** EXERCISE DESCRIPTION **
Each entry below is to be given again word for word, with no pictures.

** DATA PROVIDED **
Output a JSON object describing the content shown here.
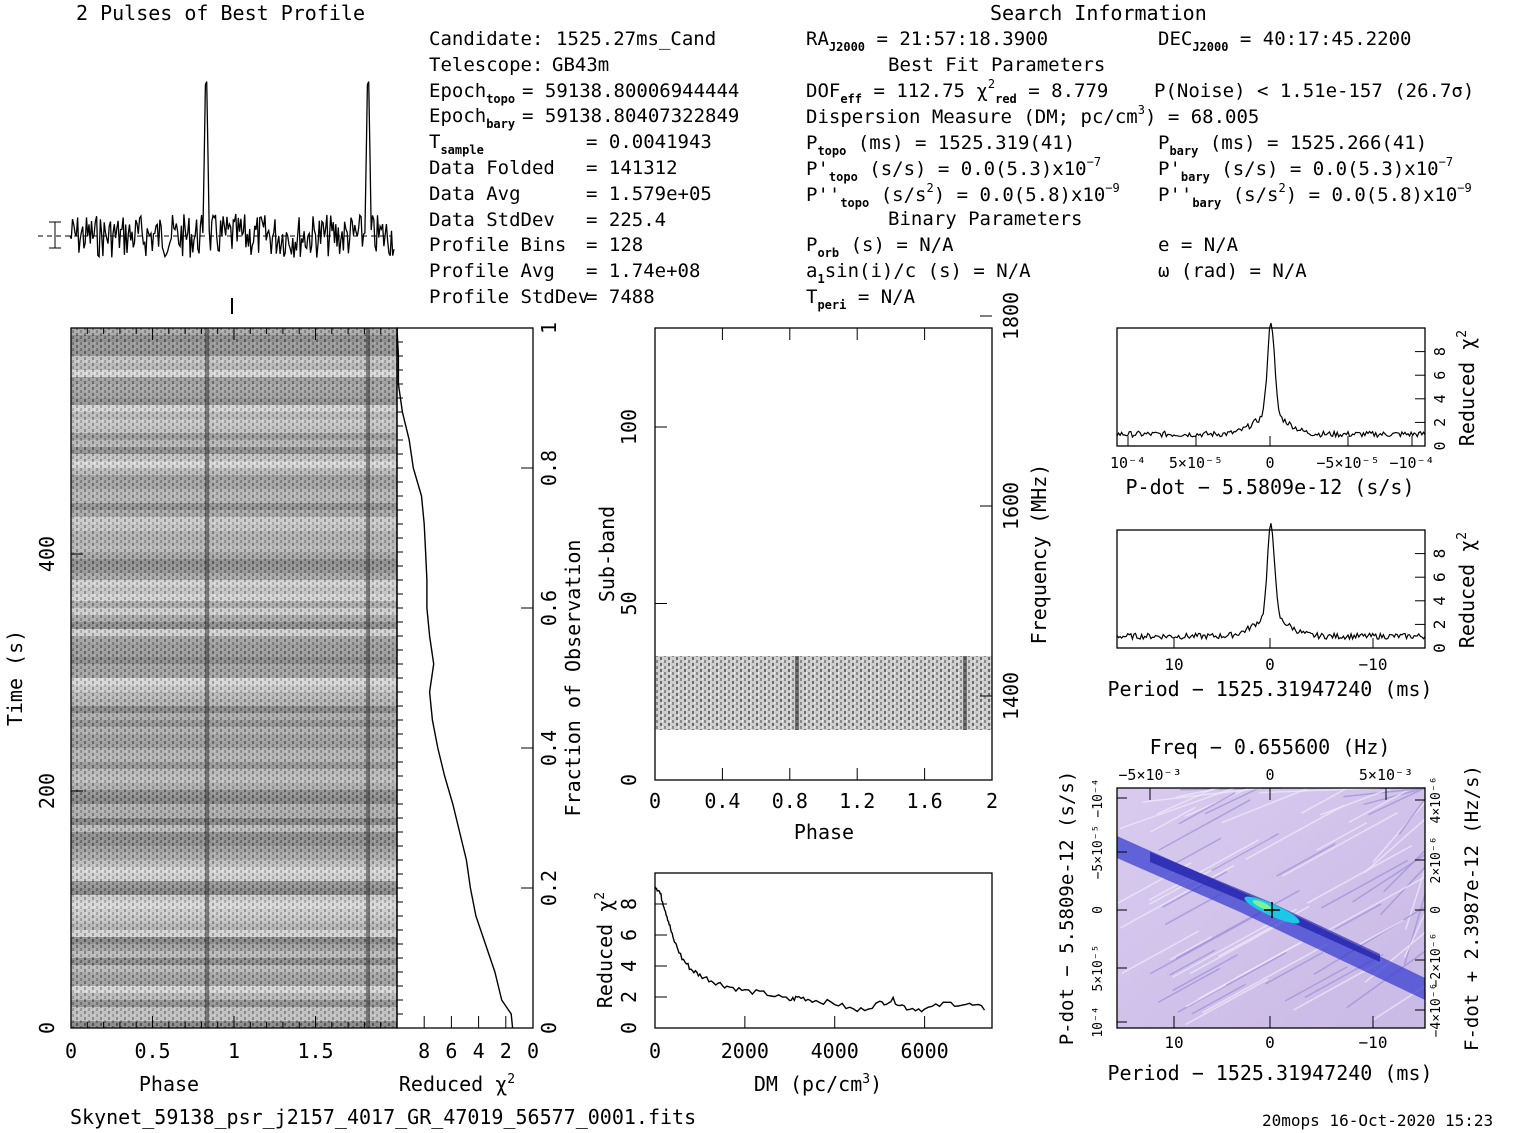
{
  "header": {
    "profile_title": "2 Pulses of Best Profile",
    "search_title": "Search Information",
    "best_fit_title": "Best Fit Parameters",
    "binary_title": "Binary Parameters"
  },
  "info_left": [
    {
      "label": "Candidate:",
      "value": "1525.27ms_Cand"
    },
    {
      "label": "Telescope:",
      "value": "GB43m"
    },
    {
      "label": "Epoch",
      "sub": "topo",
      "value": "= 59138.80006944444"
    },
    {
      "label": "Epoch",
      "sub": "bary",
      "value": "= 59138.80407322849"
    },
    {
      "label": "T",
      "sub": "sample",
      "value": "=   0.0041943"
    },
    {
      "label": "Data Folded",
      "value": "=   141312"
    },
    {
      "label": "Data Avg",
      "value": "=   1.579e+05"
    },
    {
      "label": "Data StdDev",
      "value": "=   225.4"
    },
    {
      "label": "Profile Bins",
      "value": "=   128"
    },
    {
      "label": "Profile Avg",
      "value": "=   1.74e+08"
    },
    {
      "label": "Profile StdDev",
      "value": "=   7488"
    }
  ],
  "info_mid": {
    "ra": "= 21:57:18.3900",
    "dof": "DOF",
    "dof_val": "= 112.75",
    "chi_val": "= 8.779",
    "pnoise": "P(Noise) < 1.51e-157   (26.7σ)",
    "dm": "Dispersion Measure (DM; pc/cm",
    "dm_val": ") = 68.005",
    "ptopo": "(ms) =  1525.319(41)",
    "pdtopo": "(s/s) = 0.0(5.3)x10",
    "pddtopo": "(s/s",
    "pddtopo_val": ") = 0.0(5.8)x10",
    "porb": "(s) = N/A",
    "asini": "sin(i)/c (s) = N/A",
    "tperi": "= N/A"
  },
  "info_right": {
    "dec": "= 40:17:45.2200",
    "pbary": "(ms) =  1525.266(41)",
    "pdbary": "(s/s) = 0.0(5.3)x10",
    "pddbary": "(s/s",
    "pddbary_val": ") = 0.0(5.8)x10",
    "e": "e = N/A",
    "omega": "ω (rad) = N/A"
  },
  "axes": {
    "time_label": "Time (s)",
    "phase_label": "Phase",
    "redchi_label": "Reduced χ",
    "fraction_label": "Fraction of Observation",
    "subband_label": "Sub-band",
    "frequency_label": "Frequency (MHz)",
    "dm_label": "DM (pc/cm",
    "pdot_label": "P-dot − 5.5809e-12 (s/s)",
    "period_label": "Period − 1525.31947240 (ms)",
    "freq_label": "Freq − 0.655600 (Hz)",
    "fdot_label": "F-dot + 2.3987e-12 (Hz/s)",
    "pdot_left_label": "P-dot − 5.5809e-12 (s/s)"
  },
  "footer": {
    "filename": "Skynet_59138_psr_j2157_4017_GR_47019_56577_0001.fits",
    "stamp": "20mops 16-Oct-2020 15:23"
  },
  "chart_data": [
    {
      "type": "line",
      "name": "profile",
      "x_range": [
        0,
        2
      ],
      "peaks_at": [
        0.84,
        1.84
      ]
    },
    {
      "type": "heatmap",
      "name": "time-phase",
      "xlabel": "Phase",
      "ylabel": "Time (s)",
      "x_ticks": [
        "0",
        "0.5",
        "1",
        "1.5"
      ],
      "y_ticks": [
        "0",
        "200",
        "400"
      ],
      "xlim": [
        0,
        2
      ],
      "ylim": [
        0,
        590
      ]
    },
    {
      "type": "line",
      "name": "time-redchi",
      "xlabel": "Reduced χ2",
      "x_ticks": [
        "8",
        "6",
        "4",
        "2",
        "0"
      ],
      "fraction_ticks": [
        "0",
        "0.2",
        "0.4",
        "0.6",
        "0.8",
        "1"
      ],
      "x": [
        1.5,
        1.6,
        2.3,
        2.8,
        3.5,
        4.2,
        4.6,
        4.9,
        5.4,
        5.9,
        6.5,
        7.0,
        7.4,
        7.6,
        7.3,
        7.6,
        7.8,
        7.8,
        7.9,
        8.0,
        8.2,
        8.8,
        9.1,
        9.6,
        9.9,
        9.9,
        10.0
      ],
      "y": [
        0.0,
        0.02,
        0.04,
        0.08,
        0.12,
        0.16,
        0.2,
        0.24,
        0.28,
        0.32,
        0.36,
        0.4,
        0.44,
        0.48,
        0.52,
        0.56,
        0.6,
        0.64,
        0.68,
        0.72,
        0.76,
        0.8,
        0.84,
        0.88,
        0.92,
        0.96,
        1.0
      ]
    },
    {
      "type": "heatmap",
      "name": "subband-phase",
      "xlabel": "Phase",
      "ylabel": "Sub-band",
      "x_ticks": [
        "0",
        "0.4",
        "0.8",
        "1.2",
        "1.6",
        "2"
      ],
      "y_ticks": [
        "0",
        "50",
        "100"
      ],
      "freq_ticks": [
        "1400",
        "1600",
        "1800"
      ],
      "filled_subbands": [
        14,
        35
      ],
      "ylim": [
        0,
        128
      ]
    },
    {
      "type": "line",
      "name": "dm-redchi",
      "xlabel": "DM (pc/cm3)",
      "ylabel": "Reduced χ2",
      "x_ticks": [
        "0",
        "2000",
        "4000",
        "6000"
      ],
      "y_ticks": [
        "0",
        "2",
        "4",
        "6",
        "8"
      ],
      "x": [
        0,
        100,
        200,
        300,
        400,
        600,
        800,
        1000,
        1300,
        1600,
        2000,
        2500,
        3000,
        3200,
        3500,
        4000,
        4500,
        5000,
        5300,
        5600,
        6000,
        6500,
        7000,
        7400
      ],
      "y": [
        9.2,
        8.8,
        7.9,
        6.9,
        5.8,
        4.5,
        3.8,
        3.4,
        3.0,
        2.7,
        2.4,
        2.2,
        1.8,
        2.0,
        1.8,
        1.6,
        1.1,
        1.6,
        1.8,
        1.3,
        1.2,
        1.6,
        1.5,
        1.2
      ],
      "xlim": [
        0,
        7500
      ],
      "ylim": [
        0,
        10
      ]
    },
    {
      "type": "line",
      "name": "pdot-redchi",
      "xlabel": "P-dot − 5.5809e-12 (s/s)",
      "ylabel": "Reduced χ2",
      "x_ticks": [
        "10⁻⁴",
        "5×10⁻⁵",
        "0",
        "−5×10⁻⁵",
        "−10⁻⁴"
      ],
      "y_ticks": [
        "0",
        "2",
        "4",
        "6",
        "8"
      ],
      "peak_value": 9.0,
      "base_value": 1.0
    },
    {
      "type": "line",
      "name": "period-redchi",
      "xlabel": "Period − 1525.31947240 (ms)",
      "ylabel": "Reduced χ2",
      "x_ticks": [
        "10",
        "0",
        "−10"
      ],
      "y_ticks": [
        "0",
        "2",
        "4",
        "6",
        "8"
      ],
      "peak_value": 9.0,
      "base_value": 1.0
    },
    {
      "type": "heatmap",
      "name": "period-pdot",
      "xlabel": "Period − 1525.31947240 (ms)",
      "x_ticks": [
        "10",
        "0",
        "−10"
      ],
      "top_ticks": [
        "−5×10⁻³",
        "0",
        "5×10⁻³"
      ],
      "left_ticks": [
        "10⁻⁴",
        "5×10⁻⁵",
        "0",
        "−5×10⁻⁵",
        "−10⁻⁴"
      ],
      "right_ticks": [
        "−4×10⁻⁶",
        "−2×10⁻⁶",
        "0",
        "2×10⁻⁶",
        "4×10⁻⁶"
      ]
    }
  ]
}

** COMPLETED EXERCISE **
Output a JSON object describing the content shown here.
{
  "header": {
    "profile_title": "2 Pulses of Best Profile",
    "search_title": "Search Information",
    "best_fit_title": "Best Fit Parameters",
    "binary_title": "Binary Parameters"
  },
  "info_left": [
    {
      "label": "Candidate:",
      "value": "1525.27ms_Cand"
    },
    {
      "label": "Telescope:",
      "value": "GB43m"
    },
    {
      "label": "Epoch",
      "sub": "topo",
      "value": "= 59138.80006944444"
    },
    {
      "label": "Epoch",
      "sub": "bary",
      "value": "= 59138.80407322849"
    },
    {
      "label": "T",
      "sub": "sample",
      "value": "=   0.0041943"
    },
    {
      "label": "Data Folded",
      "value": "=   141312"
    },
    {
      "label": "Data Avg",
      "value": "=   1.579e+05"
    },
    {
      "label": "Data StdDev",
      "value": "=   225.4"
    },
    {
      "label": "Profile Bins",
      "value": "=   128"
    },
    {
      "label": "Profile Avg",
      "value": "=   1.74e+08"
    },
    {
      "label": "Profile StdDev",
      "value": "=   7488"
    }
  ],
  "info_mid": {
    "ra": "= 21:57:18.3900",
    "dof": "DOF",
    "dof_val": "= 112.75",
    "chi_val": "= 8.779",
    "pnoise": "P(Noise) < 1.51e-157   (26.7σ)",
    "dm": "Dispersion Measure (DM; pc/cm",
    "dm_val": ") = 68.005",
    "ptopo": "(ms) =  1525.319(41)",
    "pdtopo": "(s/s) = 0.0(5.3)x10",
    "pddtopo": "(s/s",
    "pddtopo_val": ") = 0.0(5.8)x10",
    "porb": "(s) = N/A",
    "asini": "sin(i)/c (s) = N/A",
    "tperi": "= N/A"
  },
  "info_right": {
    "dec": "= 40:17:45.2200",
    "pbary": "(ms) =  1525.266(41)",
    "pdbary": "(s/s) = 0.0(5.3)x10",
    "pddbary": "(s/s",
    "pddbary_val": ") = 0.0(5.8)x10",
    "e": "e = N/A",
    "omega": "ω (rad) = N/A"
  },
  "axes": {
    "time_label": "Time (s)",
    "phase_label": "Phase",
    "redchi_label": "Reduced χ",
    "fraction_label": "Fraction of Observation",
    "subband_label": "Sub-band",
    "frequency_label": "Frequency (MHz)",
    "dm_label": "DM (pc/cm",
    "pdot_label": "P-dot − 5.5809e-12 (s/s)",
    "period_label": "Period − 1525.31947240 (ms)",
    "freq_label": "Freq − 0.655600 (Hz)",
    "fdot_label": "F-dot + 2.3987e-12 (Hz/s)",
    "pdot_left_label": "P-dot − 5.5809e-12 (s/s)"
  },
  "footer": {
    "filename": "Skynet_59138_psr_j2157_4017_GR_47019_56577_0001.fits",
    "stamp": "20mops 16-Oct-2020 15:23"
  },
  "chart_data": [
    {
      "type": "line",
      "name": "profile",
      "x_range": [
        0,
        2
      ],
      "peaks_at": [
        0.84,
        1.84
      ]
    },
    {
      "type": "heatmap",
      "name": "time-phase",
      "xlabel": "Phase",
      "ylabel": "Time (s)",
      "x_ticks": [
        "0",
        "0.5",
        "1",
        "1.5"
      ],
      "y_ticks": [
        "0",
        "200",
        "400"
      ],
      "xlim": [
        0,
        2
      ],
      "ylim": [
        0,
        590
      ]
    },
    {
      "type": "line",
      "name": "time-redchi",
      "xlabel": "Reduced χ2",
      "x_ticks": [
        "8",
        "6",
        "4",
        "2",
        "0"
      ],
      "fraction_ticks": [
        "0",
        "0.2",
        "0.4",
        "0.6",
        "0.8",
        "1"
      ],
      "x": [
        1.5,
        1.6,
        2.3,
        2.8,
        3.5,
        4.2,
        4.6,
        4.9,
        5.4,
        5.9,
        6.5,
        7.0,
        7.4,
        7.6,
        7.3,
        7.6,
        7.8,
        7.8,
        7.9,
        8.0,
        8.2,
        8.8,
        9.1,
        9.6,
        9.9,
        9.9,
        10.0
      ],
      "y": [
        0.0,
        0.02,
        0.04,
        0.08,
        0.12,
        0.16,
        0.2,
        0.24,
        0.28,
        0.32,
        0.36,
        0.4,
        0.44,
        0.48,
        0.52,
        0.56,
        0.6,
        0.64,
        0.68,
        0.72,
        0.76,
        0.8,
        0.84,
        0.88,
        0.92,
        0.96,
        1.0
      ]
    },
    {
      "type": "heatmap",
      "name": "subband-phase",
      "xlabel": "Phase",
      "ylabel": "Sub-band",
      "x_ticks": [
        "0",
        "0.4",
        "0.8",
        "1.2",
        "1.6",
        "2"
      ],
      "y_ticks": [
        "0",
        "50",
        "100"
      ],
      "freq_ticks": [
        "1400",
        "1600",
        "1800"
      ],
      "filled_subbands": [
        14,
        35
      ],
      "ylim": [
        0,
        128
      ]
    },
    {
      "type": "line",
      "name": "dm-redchi",
      "xlabel": "DM (pc/cm3)",
      "ylabel": "Reduced χ2",
      "x_ticks": [
        "0",
        "2000",
        "4000",
        "6000"
      ],
      "y_ticks": [
        "0",
        "2",
        "4",
        "6",
        "8"
      ],
      "x": [
        0,
        100,
        200,
        300,
        400,
        600,
        800,
        1000,
        1300,
        1600,
        2000,
        2500,
        3000,
        3200,
        3500,
        4000,
        4500,
        5000,
        5300,
        5600,
        6000,
        6500,
        7000,
        7400
      ],
      "y": [
        9.2,
        8.8,
        7.9,
        6.9,
        5.8,
        4.5,
        3.8,
        3.4,
        3.0,
        2.7,
        2.4,
        2.2,
        1.8,
        2.0,
        1.8,
        1.6,
        1.1,
        1.6,
        1.8,
        1.3,
        1.2,
        1.6,
        1.5,
        1.2
      ],
      "xlim": [
        0,
        7500
      ],
      "ylim": [
        0,
        10
      ]
    },
    {
      "type": "line",
      "name": "pdot-redchi",
      "xlabel": "P-dot − 5.5809e-12 (s/s)",
      "ylabel": "Reduced χ2",
      "x_ticks": [
        "10⁻⁴",
        "5×10⁻⁵",
        "0",
        "−5×10⁻⁵",
        "−10⁻⁴"
      ],
      "y_ticks": [
        "0",
        "2",
        "4",
        "6",
        "8"
      ],
      "peak_value": 9.0,
      "base_value": 1.0
    },
    {
      "type": "line",
      "name": "period-redchi",
      "xlabel": "Period − 1525.31947240 (ms)",
      "ylabel": "Reduced χ2",
      "x_ticks": [
        "10",
        "0",
        "−10"
      ],
      "y_ticks": [
        "0",
        "2",
        "4",
        "6",
        "8"
      ],
      "peak_value": 9.0,
      "base_value": 1.0
    },
    {
      "type": "heatmap",
      "name": "period-pdot",
      "xlabel": "Period − 1525.31947240 (ms)",
      "x_ticks": [
        "10",
        "0",
        "−10"
      ],
      "top_ticks": [
        "−5×10⁻³",
        "0",
        "5×10⁻³"
      ],
      "left_ticks": [
        "10⁻⁴",
        "5×10⁻⁵",
        "0",
        "−5×10⁻⁵",
        "−10⁻⁴"
      ],
      "right_ticks": [
        "−4×10⁻⁶",
        "−2×10⁻⁶",
        "0",
        "2×10⁻⁶",
        "4×10⁻⁶"
      ]
    }
  ]
}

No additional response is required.